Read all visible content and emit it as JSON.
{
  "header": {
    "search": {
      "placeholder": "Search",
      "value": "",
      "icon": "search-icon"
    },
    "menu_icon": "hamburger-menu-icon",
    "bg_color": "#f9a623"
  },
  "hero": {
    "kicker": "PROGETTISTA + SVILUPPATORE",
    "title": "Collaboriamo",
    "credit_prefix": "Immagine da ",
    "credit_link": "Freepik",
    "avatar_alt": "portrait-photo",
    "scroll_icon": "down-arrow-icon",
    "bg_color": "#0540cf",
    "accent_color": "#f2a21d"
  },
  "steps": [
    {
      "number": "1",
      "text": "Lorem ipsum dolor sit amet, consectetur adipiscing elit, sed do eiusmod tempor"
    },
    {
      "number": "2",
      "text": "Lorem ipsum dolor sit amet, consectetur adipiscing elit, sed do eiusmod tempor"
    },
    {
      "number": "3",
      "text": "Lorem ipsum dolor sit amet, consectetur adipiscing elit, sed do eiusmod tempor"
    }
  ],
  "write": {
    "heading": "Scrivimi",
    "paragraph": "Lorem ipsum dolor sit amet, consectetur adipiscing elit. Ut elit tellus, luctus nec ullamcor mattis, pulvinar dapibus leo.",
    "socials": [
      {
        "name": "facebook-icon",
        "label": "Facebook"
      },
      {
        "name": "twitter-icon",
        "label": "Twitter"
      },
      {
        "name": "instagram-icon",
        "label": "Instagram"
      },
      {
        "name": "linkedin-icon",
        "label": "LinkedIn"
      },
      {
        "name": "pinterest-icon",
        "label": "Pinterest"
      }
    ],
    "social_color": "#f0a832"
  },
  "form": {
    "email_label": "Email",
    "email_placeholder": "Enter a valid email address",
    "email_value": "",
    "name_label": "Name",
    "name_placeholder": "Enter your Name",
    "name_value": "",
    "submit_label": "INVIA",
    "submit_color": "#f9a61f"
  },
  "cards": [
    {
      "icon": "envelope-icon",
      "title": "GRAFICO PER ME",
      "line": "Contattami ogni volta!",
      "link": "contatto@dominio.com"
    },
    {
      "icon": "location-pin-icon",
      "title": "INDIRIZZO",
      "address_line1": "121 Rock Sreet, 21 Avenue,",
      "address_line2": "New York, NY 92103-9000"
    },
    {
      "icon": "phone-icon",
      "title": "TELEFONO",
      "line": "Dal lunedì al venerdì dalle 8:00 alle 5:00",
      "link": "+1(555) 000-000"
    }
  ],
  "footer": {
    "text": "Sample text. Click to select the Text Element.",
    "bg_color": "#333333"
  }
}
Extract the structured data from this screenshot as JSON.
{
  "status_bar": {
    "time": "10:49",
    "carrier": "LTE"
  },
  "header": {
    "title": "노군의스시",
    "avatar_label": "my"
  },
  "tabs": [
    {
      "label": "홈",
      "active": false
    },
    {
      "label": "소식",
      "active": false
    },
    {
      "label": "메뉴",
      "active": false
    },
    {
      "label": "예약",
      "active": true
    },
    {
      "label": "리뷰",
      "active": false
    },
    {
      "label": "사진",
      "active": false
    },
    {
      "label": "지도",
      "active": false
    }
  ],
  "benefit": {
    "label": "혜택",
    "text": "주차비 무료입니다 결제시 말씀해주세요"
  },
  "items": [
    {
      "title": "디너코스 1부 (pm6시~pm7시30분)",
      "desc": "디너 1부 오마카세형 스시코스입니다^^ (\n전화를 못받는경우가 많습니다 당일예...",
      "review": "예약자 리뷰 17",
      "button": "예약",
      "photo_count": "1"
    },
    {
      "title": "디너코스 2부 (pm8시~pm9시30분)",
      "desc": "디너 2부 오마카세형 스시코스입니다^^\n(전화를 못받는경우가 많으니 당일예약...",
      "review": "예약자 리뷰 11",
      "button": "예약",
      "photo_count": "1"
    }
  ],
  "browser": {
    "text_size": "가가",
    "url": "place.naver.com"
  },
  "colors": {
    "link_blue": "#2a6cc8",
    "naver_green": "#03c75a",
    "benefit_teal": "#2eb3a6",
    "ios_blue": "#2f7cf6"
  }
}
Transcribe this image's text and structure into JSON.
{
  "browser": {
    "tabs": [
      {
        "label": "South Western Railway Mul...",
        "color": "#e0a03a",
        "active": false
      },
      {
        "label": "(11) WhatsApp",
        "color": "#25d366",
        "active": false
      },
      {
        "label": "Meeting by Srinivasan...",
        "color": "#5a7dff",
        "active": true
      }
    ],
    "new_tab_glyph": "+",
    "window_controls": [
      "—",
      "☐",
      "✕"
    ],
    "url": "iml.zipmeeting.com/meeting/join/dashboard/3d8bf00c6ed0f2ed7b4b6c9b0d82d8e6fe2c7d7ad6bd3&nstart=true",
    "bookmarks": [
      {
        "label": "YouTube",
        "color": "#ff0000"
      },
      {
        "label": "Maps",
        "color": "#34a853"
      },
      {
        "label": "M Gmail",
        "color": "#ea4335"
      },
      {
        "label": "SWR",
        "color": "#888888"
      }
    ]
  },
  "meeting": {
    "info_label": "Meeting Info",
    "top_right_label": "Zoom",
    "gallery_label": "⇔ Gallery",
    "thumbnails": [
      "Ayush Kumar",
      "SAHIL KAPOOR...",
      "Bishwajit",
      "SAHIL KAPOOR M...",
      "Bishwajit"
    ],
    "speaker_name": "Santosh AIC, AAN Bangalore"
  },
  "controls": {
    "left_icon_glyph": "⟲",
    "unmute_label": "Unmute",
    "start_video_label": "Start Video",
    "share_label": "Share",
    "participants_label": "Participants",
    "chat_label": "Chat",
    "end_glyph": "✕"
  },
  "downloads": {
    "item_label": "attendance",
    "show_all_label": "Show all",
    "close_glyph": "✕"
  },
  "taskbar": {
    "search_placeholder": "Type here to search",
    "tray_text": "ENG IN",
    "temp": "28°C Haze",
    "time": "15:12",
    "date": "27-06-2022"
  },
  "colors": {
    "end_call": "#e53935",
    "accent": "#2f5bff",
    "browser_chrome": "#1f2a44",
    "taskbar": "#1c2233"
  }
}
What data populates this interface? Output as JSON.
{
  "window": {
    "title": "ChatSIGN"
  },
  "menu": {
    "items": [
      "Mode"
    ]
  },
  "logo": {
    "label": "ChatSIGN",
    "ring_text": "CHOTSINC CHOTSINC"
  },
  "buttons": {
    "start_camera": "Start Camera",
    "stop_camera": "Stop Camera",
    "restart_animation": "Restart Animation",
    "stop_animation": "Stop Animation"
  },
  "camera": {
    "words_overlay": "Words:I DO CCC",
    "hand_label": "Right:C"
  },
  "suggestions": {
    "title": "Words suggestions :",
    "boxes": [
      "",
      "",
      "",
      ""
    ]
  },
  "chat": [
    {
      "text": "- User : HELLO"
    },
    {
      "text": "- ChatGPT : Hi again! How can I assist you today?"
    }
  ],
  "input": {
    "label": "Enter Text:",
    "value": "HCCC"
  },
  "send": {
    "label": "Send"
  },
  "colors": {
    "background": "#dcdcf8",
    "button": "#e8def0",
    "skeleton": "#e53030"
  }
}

--- Task goal ---
Reply with only the number of lines in the entries that contain the word "data".

--- Result of this exercise ---
2